[Recorded data]
= = =
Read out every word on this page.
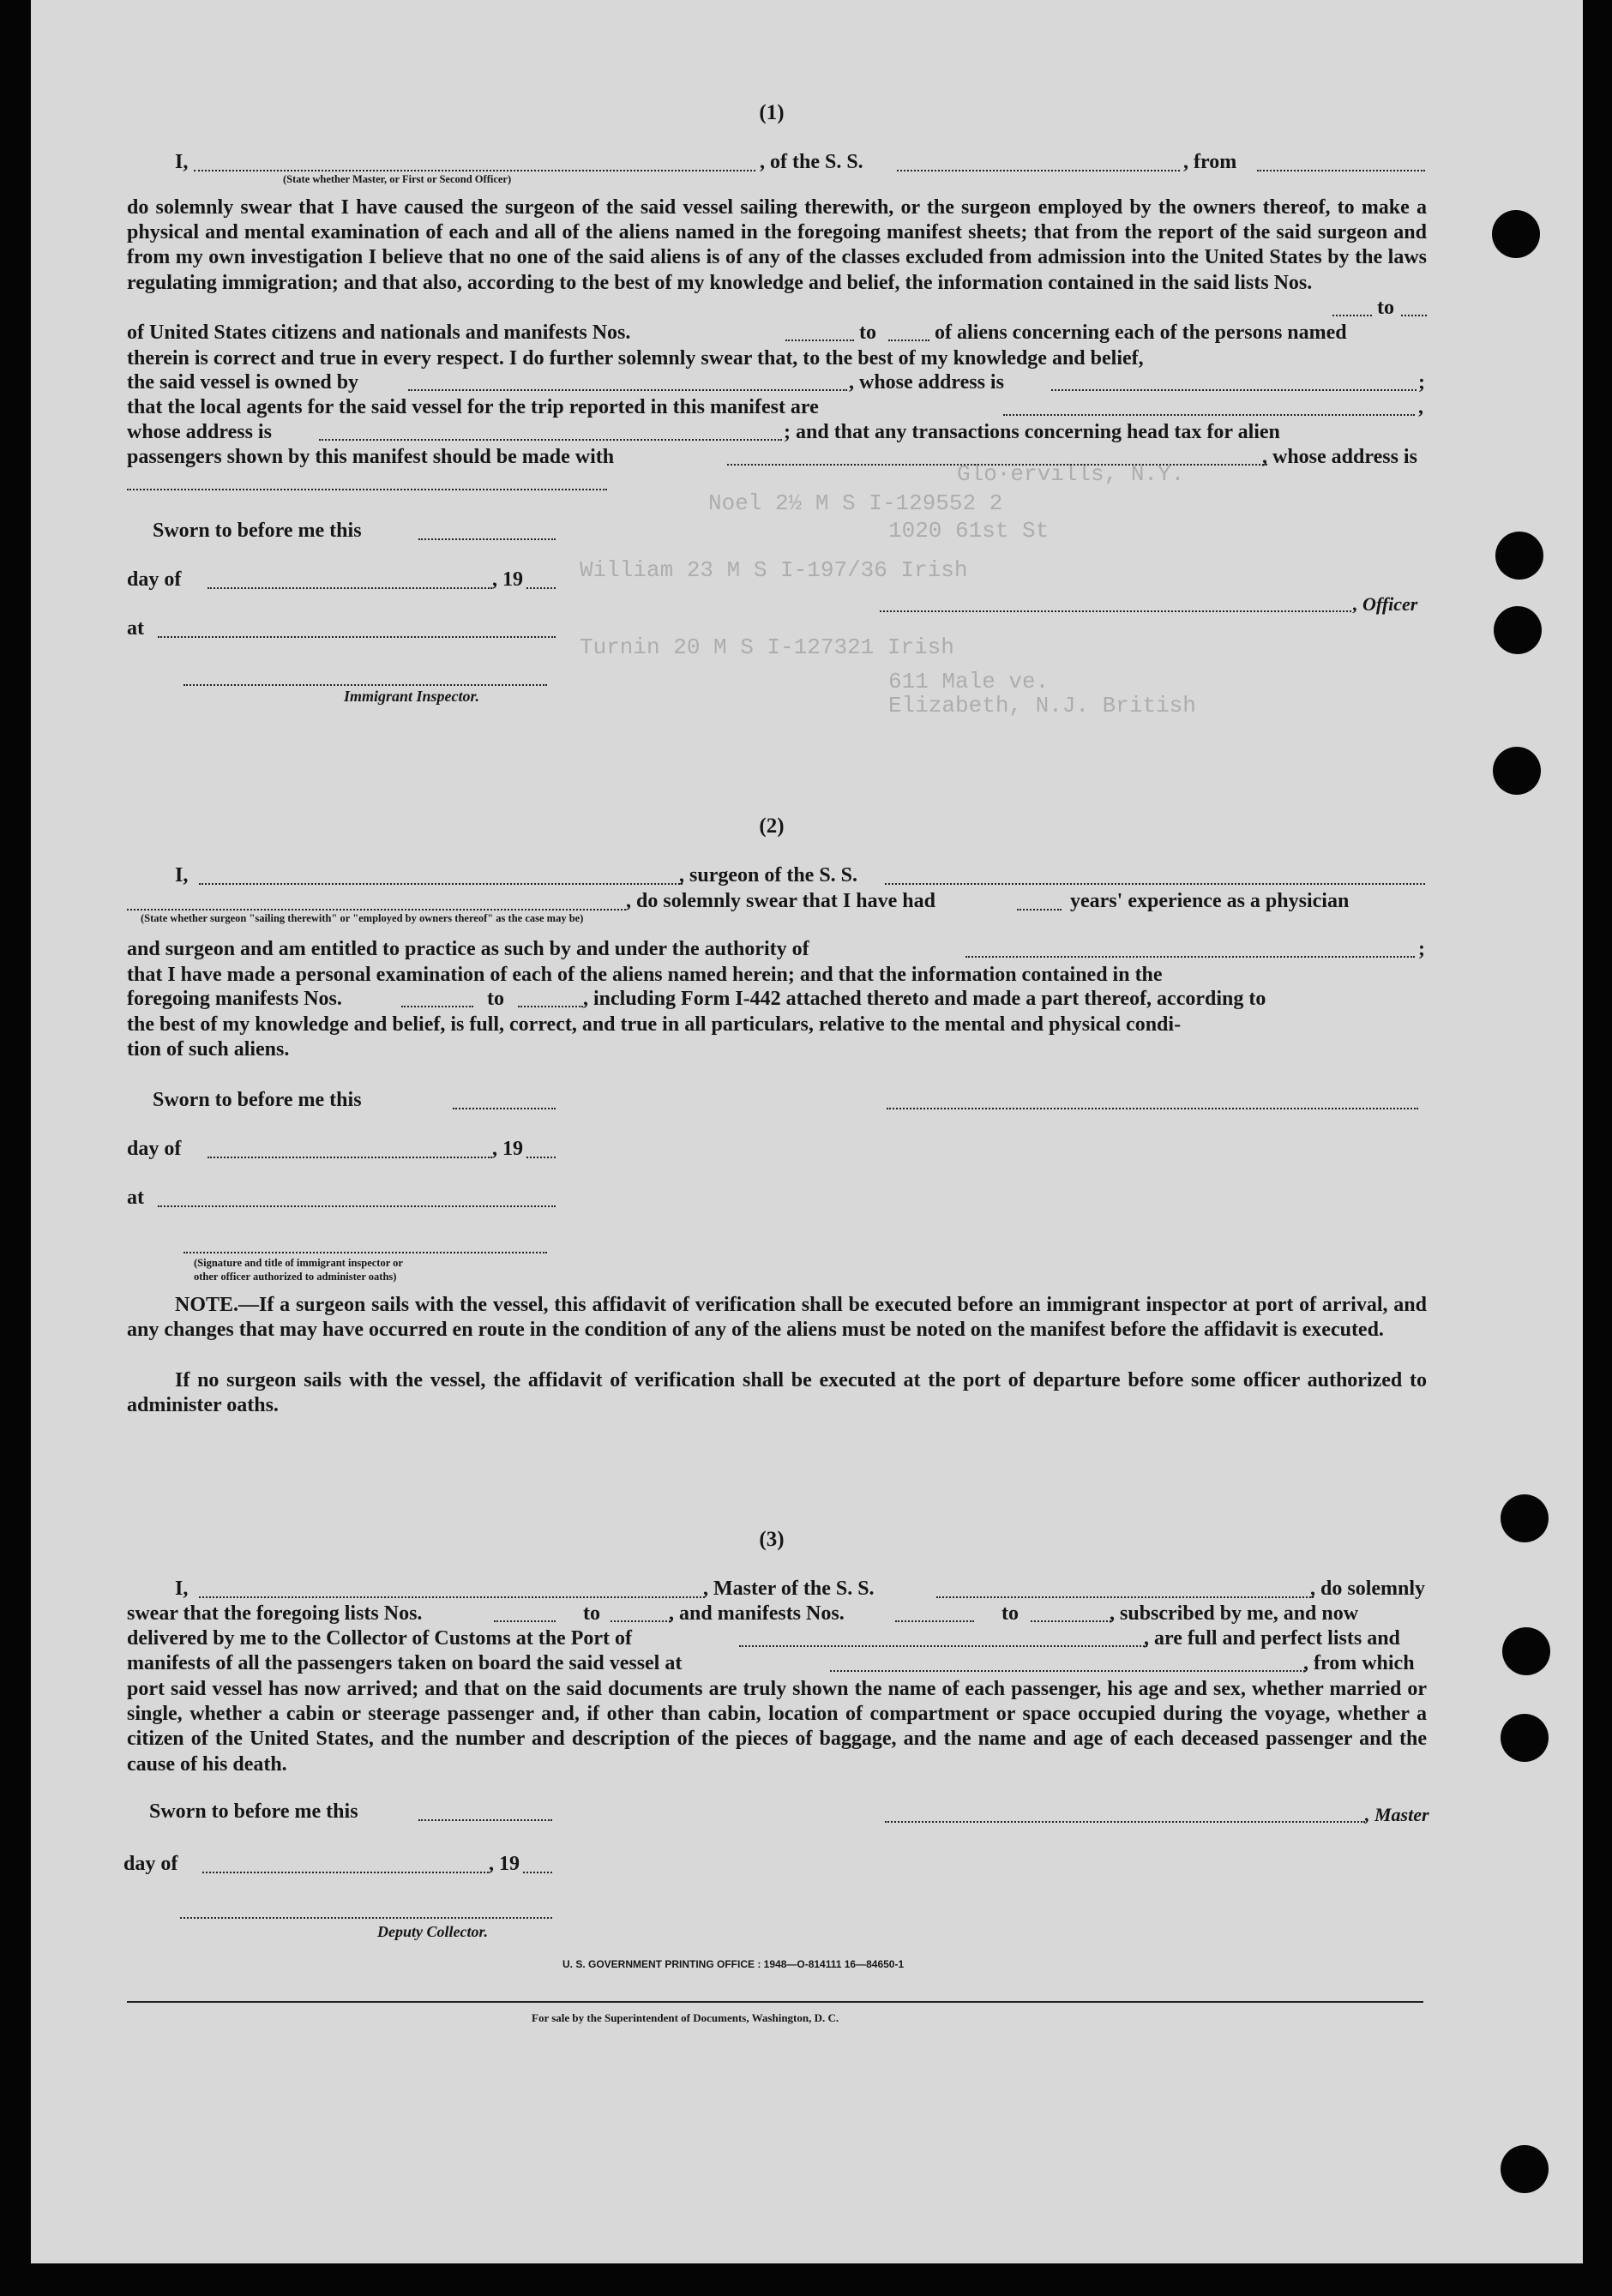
Glo·ervills, N.Y.
Noel 2½ M S I-129552 2
1020 61st St
William 23 M S I-197/36 Irish
Turnin 20 M S I-127321 Irish
611 Male ve.
Elizabeth, N.J. British
(1)
I,	, of the S. S.	, from
(State whether Master, or First or Second Officer)
do solemnly swear that I have caused the surgeon of the said vessel sailing therewith, or the surgeon employed by the owners thereof, to make a physical and mental examination of each and all of the aliens named in the foregoing manifest sheets; that from the report of the said surgeon and from my own investigation I believe that no one of the said aliens is of any of the classes excluded from admission into the United States by the laws regulating immigration; and that also, according to the best of my knowledge and belief, the information contained in the said lists Nos.
to
of United States citizens and nationals and manifests Nos.	to	of aliens concerning each of the persons named
therein is correct and true in every respect. I do further solemnly swear that, to the best of my knowledge and belief,
the said vessel is owned by	, whose address is	;
that the local agents for the said vessel for the trip reported in this manifest are	,
whose address is	; and that any transactions concerning head tax for alien
passengers shown by this manifest should be made with	, whose address is
Sworn to before me this
day of	, 19
, Officer
at
Immigrant Inspector.
(2)
I,	, surgeon of the S. S.
, do solemnly swear that I have had	years' experience as a physician
(State whether surgeon "sailing therewith" or "employed by owners thereof" as the case may be)
and surgeon and am entitled to practice as such by and under the authority of	;
that I have made a personal examination of each of the aliens named herein; and that the information contained in the
foregoing manifests Nos.	to	, including Form I-442 attached thereto and made a part thereof, according to
the best of my knowledge and belief, is full, correct, and true in all particulars, relative to the mental and physical condi-
tion of such aliens.
Sworn to before me this
day of	, 19
at
(Signature and title of immigrant inspector or
other officer authorized to administer oaths)
NOTE.—If a surgeon sails with the vessel, this affidavit of verification shall be executed before an immigrant inspector at port of arrival, and any changes that may have occurred en route in the condition of any of the aliens must be noted on the manifest before the affidavit is executed.
If no surgeon sails with the vessel, the affidavit of verification shall be executed at the port of departure before some officer authorized to administer oaths.
(3)
I,	, Master of the S. S.	, do solemnly
swear that the foregoing lists Nos.	to	, and manifests Nos.	to	, subscribed by me, and now
delivered by me to the Collector of Customs at the Port of	, are full and perfect lists and
manifests of all the passengers taken on board the said vessel at	, from which
port said vessel has now arrived; and that on the said documents are truly shown the name of each passenger, his age and sex, whether married or single, whether a cabin or steerage passenger and, if other than cabin, location of compartment or space occupied during the voyage, whether a citizen of the United States, and the number and description of the pieces of baggage, and the name and age of each deceased passenger and the cause of his death.
Sworn to before me this	, Master
day of	, 19
Deputy Collector.
U. S. GOVERNMENT PRINTING OFFICE : 1948—O-814111 16—84650-1
For sale by the Superintendent of Documents, Washington, D. C.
= = =
Stated task: Gather every line containing the word "Collector" and copy it.

Response to this exercise:
delivered by me to the Collector of Customs at the Port of	, are full and perfect lists and
Deputy Collector.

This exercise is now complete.